## GIVEN INSTRUCTION
Each line that holds the word "battery" is to be identified and copied.

## ENTRIES SHOWN
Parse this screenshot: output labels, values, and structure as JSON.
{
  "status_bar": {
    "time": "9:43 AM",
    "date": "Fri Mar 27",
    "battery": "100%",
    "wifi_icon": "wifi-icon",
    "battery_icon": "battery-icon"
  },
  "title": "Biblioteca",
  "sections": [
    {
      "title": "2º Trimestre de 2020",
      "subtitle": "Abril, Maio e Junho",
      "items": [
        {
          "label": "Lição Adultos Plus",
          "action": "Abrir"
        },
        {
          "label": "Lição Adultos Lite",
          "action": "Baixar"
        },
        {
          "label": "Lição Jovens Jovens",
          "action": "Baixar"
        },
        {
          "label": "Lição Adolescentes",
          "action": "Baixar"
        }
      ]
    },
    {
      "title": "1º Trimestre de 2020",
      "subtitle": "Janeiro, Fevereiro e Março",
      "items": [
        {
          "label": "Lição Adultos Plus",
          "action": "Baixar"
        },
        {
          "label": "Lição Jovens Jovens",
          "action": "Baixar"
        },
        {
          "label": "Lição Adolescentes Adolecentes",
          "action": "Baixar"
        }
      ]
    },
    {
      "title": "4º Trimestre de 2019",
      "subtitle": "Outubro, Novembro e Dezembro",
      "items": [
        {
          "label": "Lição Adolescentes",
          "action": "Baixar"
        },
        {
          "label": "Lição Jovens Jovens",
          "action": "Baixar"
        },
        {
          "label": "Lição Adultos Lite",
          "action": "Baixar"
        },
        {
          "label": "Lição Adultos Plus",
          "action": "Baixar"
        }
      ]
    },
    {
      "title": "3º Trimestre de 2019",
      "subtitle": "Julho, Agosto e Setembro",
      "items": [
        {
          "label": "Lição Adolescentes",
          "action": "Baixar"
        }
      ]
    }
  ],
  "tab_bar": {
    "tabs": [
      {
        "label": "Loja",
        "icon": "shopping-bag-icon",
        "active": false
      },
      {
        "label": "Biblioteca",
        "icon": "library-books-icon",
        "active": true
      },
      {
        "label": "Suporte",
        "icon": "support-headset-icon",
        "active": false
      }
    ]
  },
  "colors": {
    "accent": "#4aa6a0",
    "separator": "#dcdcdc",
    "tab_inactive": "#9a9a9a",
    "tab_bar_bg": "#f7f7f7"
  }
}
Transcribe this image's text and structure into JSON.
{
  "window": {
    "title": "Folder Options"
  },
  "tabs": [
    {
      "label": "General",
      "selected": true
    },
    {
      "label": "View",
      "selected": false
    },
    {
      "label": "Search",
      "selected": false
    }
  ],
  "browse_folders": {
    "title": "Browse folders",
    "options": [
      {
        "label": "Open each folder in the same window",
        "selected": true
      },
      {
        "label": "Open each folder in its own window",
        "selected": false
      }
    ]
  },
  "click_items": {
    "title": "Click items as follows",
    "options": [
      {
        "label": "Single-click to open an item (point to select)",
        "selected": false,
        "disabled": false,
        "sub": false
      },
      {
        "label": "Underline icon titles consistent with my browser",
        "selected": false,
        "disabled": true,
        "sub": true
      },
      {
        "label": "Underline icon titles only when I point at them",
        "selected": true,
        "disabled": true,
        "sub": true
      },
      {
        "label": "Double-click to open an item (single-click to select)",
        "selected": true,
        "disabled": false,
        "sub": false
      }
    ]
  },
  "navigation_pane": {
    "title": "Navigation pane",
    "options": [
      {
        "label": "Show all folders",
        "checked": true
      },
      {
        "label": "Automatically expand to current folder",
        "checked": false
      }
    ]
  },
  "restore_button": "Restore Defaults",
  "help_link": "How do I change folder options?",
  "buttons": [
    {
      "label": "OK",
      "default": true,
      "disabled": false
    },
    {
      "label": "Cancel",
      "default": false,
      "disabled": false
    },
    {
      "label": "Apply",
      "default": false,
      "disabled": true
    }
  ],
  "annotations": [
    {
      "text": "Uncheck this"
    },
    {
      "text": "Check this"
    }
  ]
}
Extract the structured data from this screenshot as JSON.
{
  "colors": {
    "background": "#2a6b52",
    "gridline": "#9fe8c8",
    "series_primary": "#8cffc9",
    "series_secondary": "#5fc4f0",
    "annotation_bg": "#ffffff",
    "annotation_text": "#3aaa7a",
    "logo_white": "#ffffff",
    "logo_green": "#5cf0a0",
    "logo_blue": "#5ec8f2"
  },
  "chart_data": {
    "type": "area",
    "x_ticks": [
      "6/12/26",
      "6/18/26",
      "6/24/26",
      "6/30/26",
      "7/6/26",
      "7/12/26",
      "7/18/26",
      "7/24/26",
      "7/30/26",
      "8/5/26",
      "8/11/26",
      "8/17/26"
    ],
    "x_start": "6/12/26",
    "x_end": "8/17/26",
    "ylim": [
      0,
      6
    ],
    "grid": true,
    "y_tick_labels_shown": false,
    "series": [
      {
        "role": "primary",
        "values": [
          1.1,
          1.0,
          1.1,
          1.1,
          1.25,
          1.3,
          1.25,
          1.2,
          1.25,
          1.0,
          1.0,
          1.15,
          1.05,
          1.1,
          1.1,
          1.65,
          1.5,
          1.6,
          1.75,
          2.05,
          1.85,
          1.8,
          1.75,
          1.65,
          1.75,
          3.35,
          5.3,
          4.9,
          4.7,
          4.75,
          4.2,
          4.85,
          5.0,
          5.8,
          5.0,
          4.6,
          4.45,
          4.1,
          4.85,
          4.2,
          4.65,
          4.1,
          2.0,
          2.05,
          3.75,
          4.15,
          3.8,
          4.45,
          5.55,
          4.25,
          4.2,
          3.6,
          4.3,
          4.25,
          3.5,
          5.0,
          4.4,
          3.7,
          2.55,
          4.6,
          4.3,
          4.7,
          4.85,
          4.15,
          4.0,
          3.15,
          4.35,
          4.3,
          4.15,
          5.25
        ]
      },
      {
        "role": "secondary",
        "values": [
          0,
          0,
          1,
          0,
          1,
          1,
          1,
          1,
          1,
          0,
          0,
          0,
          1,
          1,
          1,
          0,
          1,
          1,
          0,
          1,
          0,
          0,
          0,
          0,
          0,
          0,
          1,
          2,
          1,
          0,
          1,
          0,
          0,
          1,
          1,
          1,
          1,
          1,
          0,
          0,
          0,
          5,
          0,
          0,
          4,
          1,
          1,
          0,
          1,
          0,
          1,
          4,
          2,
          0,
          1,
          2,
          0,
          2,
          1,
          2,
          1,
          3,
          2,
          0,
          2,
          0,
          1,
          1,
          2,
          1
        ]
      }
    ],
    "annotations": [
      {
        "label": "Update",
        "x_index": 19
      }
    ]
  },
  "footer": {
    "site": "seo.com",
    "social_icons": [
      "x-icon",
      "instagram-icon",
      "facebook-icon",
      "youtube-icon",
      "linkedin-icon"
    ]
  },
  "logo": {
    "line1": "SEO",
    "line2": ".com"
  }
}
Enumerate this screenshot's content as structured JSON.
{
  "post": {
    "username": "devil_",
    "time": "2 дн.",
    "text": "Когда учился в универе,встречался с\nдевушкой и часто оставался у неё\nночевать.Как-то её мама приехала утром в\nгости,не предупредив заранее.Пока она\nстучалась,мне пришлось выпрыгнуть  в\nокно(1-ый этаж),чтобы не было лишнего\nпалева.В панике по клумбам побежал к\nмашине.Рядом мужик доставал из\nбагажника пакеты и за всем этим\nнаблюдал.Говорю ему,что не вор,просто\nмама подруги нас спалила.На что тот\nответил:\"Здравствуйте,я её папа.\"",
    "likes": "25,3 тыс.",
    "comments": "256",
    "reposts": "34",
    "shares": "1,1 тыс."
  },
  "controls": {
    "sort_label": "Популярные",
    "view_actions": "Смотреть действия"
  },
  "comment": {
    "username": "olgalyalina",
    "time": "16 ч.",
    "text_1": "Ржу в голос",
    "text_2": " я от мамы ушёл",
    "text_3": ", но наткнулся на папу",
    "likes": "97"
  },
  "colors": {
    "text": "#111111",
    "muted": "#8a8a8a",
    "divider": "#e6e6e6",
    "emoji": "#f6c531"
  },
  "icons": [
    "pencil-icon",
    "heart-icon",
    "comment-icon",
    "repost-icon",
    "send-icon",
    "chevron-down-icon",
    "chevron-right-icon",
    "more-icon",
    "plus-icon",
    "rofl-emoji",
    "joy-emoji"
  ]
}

## THE SOLUTION
    "battery": "100%",
    "battery_icon": "battery-icon"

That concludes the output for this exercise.